### Input
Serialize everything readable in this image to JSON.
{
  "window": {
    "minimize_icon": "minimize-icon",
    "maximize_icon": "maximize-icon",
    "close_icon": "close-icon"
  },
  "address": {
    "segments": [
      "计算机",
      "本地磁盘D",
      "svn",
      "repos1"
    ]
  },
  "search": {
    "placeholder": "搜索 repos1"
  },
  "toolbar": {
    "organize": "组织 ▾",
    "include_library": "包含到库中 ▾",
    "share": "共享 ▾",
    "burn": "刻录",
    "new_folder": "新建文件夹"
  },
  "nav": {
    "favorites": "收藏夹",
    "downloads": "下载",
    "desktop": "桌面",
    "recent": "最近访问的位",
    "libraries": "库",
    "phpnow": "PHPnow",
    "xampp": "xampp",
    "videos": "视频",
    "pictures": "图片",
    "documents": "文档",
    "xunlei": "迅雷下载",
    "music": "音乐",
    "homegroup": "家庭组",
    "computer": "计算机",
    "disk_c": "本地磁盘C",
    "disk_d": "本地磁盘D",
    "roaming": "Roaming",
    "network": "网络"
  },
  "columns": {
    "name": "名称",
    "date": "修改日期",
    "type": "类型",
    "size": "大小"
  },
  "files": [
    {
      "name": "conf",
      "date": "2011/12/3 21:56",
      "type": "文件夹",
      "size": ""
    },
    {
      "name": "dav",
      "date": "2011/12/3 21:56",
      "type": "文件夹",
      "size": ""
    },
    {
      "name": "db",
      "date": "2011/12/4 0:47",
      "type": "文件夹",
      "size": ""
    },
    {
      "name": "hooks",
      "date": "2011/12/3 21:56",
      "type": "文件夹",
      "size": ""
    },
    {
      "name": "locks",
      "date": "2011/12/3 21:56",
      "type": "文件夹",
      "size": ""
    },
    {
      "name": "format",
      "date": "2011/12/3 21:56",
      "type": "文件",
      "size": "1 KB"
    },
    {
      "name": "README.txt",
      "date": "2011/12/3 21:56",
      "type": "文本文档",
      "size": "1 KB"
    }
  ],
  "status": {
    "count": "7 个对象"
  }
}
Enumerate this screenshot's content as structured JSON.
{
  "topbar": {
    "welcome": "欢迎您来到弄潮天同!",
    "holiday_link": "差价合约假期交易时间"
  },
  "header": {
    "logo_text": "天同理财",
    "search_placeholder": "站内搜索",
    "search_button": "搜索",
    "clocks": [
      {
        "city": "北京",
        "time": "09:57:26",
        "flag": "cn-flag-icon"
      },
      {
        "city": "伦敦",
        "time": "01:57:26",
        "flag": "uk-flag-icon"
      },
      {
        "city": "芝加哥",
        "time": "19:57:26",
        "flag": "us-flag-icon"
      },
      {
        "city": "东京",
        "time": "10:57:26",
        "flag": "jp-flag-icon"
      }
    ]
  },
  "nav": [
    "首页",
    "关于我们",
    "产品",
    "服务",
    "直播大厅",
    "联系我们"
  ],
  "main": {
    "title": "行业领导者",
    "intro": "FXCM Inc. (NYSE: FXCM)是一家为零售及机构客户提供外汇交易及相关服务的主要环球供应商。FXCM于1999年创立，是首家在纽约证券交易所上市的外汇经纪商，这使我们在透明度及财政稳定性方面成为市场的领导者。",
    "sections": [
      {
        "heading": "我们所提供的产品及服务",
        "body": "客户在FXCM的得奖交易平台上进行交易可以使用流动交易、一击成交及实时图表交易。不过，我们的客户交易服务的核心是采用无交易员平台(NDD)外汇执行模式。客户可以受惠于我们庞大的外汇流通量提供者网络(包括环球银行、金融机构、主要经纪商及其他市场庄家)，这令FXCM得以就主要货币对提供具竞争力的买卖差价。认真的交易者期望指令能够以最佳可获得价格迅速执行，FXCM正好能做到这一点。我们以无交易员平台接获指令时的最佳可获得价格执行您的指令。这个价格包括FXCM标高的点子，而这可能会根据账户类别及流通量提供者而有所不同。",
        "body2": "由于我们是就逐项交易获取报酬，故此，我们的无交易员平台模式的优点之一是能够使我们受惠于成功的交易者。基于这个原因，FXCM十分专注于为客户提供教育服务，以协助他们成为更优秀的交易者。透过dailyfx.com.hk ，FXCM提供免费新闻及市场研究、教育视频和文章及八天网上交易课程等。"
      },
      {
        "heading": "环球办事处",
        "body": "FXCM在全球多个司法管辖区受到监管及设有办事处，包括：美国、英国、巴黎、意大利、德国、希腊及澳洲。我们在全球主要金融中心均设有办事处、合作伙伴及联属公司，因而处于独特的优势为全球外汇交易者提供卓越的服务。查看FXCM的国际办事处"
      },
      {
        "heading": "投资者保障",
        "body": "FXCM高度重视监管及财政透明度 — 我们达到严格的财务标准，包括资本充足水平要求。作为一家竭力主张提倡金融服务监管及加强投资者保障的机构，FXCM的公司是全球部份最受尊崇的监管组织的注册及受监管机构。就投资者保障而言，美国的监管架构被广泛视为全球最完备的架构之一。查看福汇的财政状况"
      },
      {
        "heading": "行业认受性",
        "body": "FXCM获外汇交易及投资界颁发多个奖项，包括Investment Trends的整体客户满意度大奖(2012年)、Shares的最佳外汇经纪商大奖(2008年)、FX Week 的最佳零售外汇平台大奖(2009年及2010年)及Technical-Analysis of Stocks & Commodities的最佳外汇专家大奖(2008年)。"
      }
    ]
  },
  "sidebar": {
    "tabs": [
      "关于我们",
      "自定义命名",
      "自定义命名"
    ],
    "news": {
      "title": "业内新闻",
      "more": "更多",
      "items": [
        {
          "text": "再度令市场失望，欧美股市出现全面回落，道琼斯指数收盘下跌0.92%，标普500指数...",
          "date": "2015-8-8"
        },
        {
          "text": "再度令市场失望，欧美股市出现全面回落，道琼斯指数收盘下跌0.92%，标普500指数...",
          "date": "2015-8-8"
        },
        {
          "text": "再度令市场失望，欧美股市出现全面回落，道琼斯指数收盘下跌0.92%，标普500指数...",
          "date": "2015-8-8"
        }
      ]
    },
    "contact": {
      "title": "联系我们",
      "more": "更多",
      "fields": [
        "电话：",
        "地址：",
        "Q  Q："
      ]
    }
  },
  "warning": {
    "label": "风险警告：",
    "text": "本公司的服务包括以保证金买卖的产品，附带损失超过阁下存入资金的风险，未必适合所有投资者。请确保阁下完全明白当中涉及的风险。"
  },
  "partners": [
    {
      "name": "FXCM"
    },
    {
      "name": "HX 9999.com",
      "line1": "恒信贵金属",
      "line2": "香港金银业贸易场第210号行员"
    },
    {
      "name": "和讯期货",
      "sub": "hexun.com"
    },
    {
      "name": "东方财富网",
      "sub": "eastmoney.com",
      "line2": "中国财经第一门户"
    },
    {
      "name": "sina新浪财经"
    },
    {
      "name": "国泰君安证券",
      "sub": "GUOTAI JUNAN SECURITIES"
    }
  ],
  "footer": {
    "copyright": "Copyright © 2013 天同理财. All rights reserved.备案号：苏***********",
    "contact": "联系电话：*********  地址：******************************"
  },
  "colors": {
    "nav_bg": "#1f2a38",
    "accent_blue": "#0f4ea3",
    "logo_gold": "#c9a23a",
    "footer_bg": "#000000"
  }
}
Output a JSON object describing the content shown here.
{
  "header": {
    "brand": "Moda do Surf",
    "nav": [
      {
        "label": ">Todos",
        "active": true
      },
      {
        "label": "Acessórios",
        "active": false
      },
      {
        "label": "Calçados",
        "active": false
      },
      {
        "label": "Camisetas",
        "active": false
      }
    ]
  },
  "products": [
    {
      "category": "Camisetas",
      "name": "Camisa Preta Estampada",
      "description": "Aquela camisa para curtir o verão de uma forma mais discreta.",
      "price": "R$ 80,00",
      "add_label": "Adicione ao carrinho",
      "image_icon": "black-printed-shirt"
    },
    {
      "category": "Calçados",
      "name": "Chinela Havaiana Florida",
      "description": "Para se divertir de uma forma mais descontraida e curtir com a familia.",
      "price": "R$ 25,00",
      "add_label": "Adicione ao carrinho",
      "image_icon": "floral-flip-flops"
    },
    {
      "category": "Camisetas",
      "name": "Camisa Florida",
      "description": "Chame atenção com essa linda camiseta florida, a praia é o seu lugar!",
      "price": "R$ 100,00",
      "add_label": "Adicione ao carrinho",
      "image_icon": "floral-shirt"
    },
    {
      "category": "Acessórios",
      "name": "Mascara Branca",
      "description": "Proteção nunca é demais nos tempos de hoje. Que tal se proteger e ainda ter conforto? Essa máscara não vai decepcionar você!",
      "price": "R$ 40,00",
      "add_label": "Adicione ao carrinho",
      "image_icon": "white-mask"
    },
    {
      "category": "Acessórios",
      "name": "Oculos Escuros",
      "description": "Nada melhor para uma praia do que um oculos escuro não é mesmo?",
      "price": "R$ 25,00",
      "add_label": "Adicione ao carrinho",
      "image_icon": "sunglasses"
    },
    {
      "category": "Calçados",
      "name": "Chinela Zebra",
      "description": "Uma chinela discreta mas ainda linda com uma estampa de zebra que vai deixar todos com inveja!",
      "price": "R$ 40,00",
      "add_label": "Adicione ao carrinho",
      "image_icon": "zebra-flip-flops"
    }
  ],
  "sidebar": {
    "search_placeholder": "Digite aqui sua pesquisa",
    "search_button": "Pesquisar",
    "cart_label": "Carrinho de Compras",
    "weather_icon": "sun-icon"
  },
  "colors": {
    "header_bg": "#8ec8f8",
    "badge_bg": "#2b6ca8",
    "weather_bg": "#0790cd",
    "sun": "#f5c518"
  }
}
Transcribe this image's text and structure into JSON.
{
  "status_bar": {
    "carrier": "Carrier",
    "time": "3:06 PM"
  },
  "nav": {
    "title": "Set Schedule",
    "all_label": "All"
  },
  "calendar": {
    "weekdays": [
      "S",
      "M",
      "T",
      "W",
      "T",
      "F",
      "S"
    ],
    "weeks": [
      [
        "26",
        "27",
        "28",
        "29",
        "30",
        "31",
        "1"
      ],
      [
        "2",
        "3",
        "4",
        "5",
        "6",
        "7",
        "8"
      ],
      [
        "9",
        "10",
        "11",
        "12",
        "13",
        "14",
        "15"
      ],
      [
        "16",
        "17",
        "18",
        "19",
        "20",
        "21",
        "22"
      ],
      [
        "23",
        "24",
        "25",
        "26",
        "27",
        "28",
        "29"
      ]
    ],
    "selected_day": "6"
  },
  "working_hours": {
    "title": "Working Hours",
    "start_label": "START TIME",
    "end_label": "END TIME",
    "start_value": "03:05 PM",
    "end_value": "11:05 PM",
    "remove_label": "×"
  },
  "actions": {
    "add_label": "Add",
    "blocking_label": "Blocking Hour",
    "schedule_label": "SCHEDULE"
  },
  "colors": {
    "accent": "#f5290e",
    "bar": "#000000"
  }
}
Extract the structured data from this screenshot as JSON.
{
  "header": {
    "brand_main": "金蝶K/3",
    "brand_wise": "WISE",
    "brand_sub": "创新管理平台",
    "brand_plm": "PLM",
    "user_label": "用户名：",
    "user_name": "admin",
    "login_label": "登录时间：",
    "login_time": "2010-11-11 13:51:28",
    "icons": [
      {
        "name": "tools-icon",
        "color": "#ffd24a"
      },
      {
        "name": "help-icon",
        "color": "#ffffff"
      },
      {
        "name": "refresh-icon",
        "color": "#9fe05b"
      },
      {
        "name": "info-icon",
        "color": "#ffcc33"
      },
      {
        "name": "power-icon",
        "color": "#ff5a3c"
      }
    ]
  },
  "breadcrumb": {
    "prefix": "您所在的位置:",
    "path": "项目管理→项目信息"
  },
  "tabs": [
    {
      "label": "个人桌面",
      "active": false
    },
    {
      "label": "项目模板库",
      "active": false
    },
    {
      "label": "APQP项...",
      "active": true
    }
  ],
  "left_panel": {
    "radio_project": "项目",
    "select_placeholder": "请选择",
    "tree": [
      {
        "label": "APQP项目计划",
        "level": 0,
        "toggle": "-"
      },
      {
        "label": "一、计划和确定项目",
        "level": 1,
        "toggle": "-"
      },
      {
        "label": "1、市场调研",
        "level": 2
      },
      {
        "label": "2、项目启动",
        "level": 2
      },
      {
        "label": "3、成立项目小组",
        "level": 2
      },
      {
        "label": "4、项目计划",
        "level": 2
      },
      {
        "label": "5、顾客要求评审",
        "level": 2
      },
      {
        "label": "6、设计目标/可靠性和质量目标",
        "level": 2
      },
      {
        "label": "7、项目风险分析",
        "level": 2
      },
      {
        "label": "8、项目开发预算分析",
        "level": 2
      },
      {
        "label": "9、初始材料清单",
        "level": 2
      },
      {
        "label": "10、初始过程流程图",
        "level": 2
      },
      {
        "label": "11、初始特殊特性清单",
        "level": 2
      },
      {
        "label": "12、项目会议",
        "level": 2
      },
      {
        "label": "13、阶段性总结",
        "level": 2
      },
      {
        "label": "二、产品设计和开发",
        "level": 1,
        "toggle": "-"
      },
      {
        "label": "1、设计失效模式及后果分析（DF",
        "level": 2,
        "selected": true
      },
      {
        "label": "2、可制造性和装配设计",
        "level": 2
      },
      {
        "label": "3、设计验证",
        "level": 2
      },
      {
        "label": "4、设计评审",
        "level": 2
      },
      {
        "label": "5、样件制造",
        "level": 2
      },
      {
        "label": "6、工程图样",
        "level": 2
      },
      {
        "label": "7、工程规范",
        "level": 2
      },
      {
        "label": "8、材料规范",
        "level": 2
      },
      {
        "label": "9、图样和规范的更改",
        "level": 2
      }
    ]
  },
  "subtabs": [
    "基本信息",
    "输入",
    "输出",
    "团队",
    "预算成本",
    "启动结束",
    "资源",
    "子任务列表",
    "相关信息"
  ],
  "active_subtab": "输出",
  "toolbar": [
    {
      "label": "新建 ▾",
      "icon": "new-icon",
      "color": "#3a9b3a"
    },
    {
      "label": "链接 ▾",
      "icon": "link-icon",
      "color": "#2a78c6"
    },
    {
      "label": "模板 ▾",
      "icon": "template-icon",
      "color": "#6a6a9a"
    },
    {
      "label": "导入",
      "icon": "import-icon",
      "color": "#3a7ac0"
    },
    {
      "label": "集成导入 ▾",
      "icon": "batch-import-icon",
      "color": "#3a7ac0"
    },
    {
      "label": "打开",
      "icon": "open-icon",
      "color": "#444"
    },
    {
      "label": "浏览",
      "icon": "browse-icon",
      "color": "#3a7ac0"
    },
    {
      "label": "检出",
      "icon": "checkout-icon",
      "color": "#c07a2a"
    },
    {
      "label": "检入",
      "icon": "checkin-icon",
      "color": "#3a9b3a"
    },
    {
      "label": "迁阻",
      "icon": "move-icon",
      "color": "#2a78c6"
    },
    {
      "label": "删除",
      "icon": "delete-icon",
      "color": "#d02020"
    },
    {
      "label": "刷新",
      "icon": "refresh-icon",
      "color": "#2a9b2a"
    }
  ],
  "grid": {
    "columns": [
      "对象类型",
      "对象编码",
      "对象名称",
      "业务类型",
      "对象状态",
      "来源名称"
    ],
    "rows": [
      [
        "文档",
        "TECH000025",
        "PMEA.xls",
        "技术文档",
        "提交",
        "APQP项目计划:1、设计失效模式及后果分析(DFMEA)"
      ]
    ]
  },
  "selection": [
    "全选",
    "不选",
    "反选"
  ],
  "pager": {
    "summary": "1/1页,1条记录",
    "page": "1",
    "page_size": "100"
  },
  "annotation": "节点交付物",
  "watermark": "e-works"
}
######
● **Directions**:
From the data, pick out every line that includes "this".

● **Problem solution**:
Serialize everything readable in this image to JSON.
Enumerate this screenshot's content as structured JSON.
Transcribe this image's text and structure into JSON.
Extract the structured data from this screenshot as JSON.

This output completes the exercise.